Task prompt
Reproduce the listing below exactly. Pictures do not belong in the copy.
+ + +
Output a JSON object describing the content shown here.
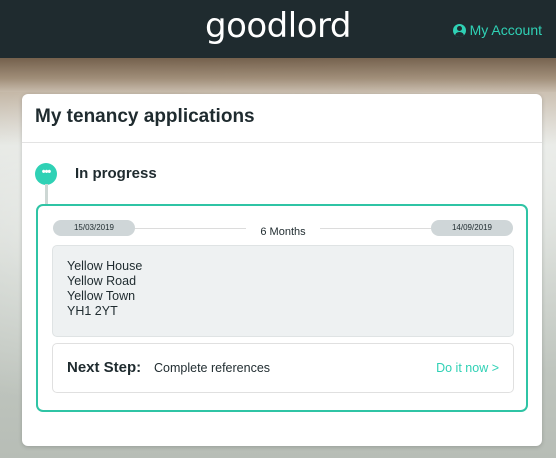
{
  "header": {
    "logo_text": "goodlord",
    "account_label": "My Account",
    "account_icon": "user-circle-icon",
    "background_color": "#1f2b2f",
    "accent_color": "#2fd1b5"
  },
  "main": {
    "title": "My tenancy applications",
    "status": {
      "icon": "ellipsis-icon",
      "icon_text": "•••",
      "label": "In progress"
    },
    "application": {
      "start_date": "15/03/2019",
      "duration": "6 Months",
      "end_date": "14/09/2019",
      "address": {
        "line1": "Yellow House",
        "line2": "Yellow Road",
        "line3": "Yellow Town",
        "postcode": "YH1 2YT"
      },
      "next_step": {
        "label": "Next Step:",
        "description": "Complete references",
        "action_label": "Do it now >"
      }
    }
  }
}
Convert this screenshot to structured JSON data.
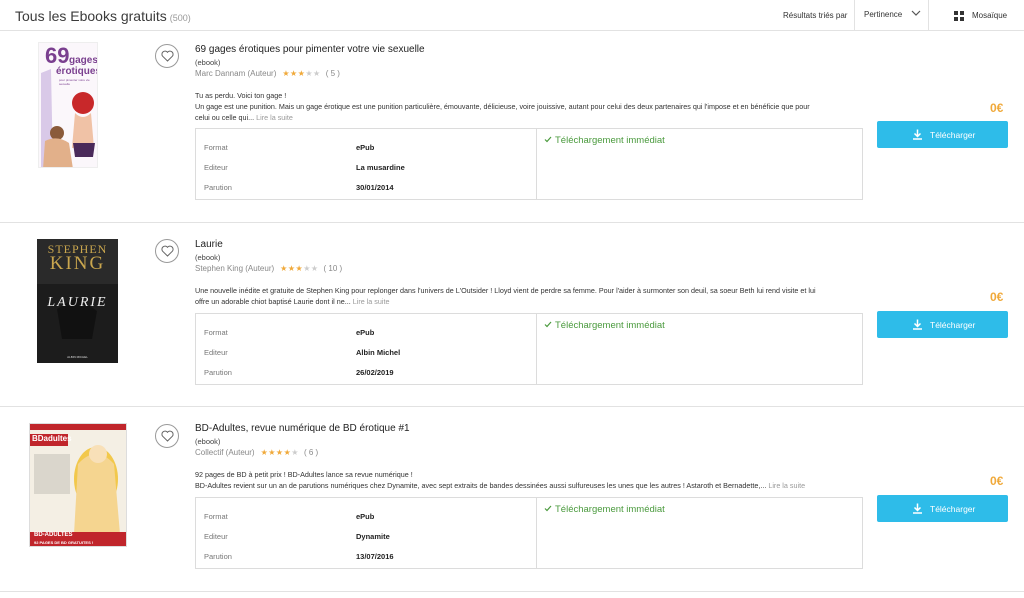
+ + +
Completed exercise
Output a JSON object describing the content shown here.
{
  "header": {
    "logo_text": "goodlord",
    "account_label": "My Account",
    "account_icon": "user-circle-icon",
    "background_color": "#1f2b2f",
    "accent_color": "#2fd1b5"
  },
  "main": {
    "title": "My tenancy applications",
    "status": {
      "icon": "ellipsis-icon",
      "icon_text": "•••",
      "label": "In progress"
    },
    "application": {
      "start_date": "15/03/2019",
      "duration": "6 Months",
      "end_date": "14/09/2019",
      "address": {
        "line1": "Yellow House",
        "line2": "Yellow Road",
        "line3": "Yellow Town",
        "postcode": "YH1 2YT"
      },
      "next_step": {
        "label": "Next Step:",
        "description": "Complete references",
        "action_label": "Do it now >"
      }
    }
  }
}
Convert this screenshot to structured JSON data.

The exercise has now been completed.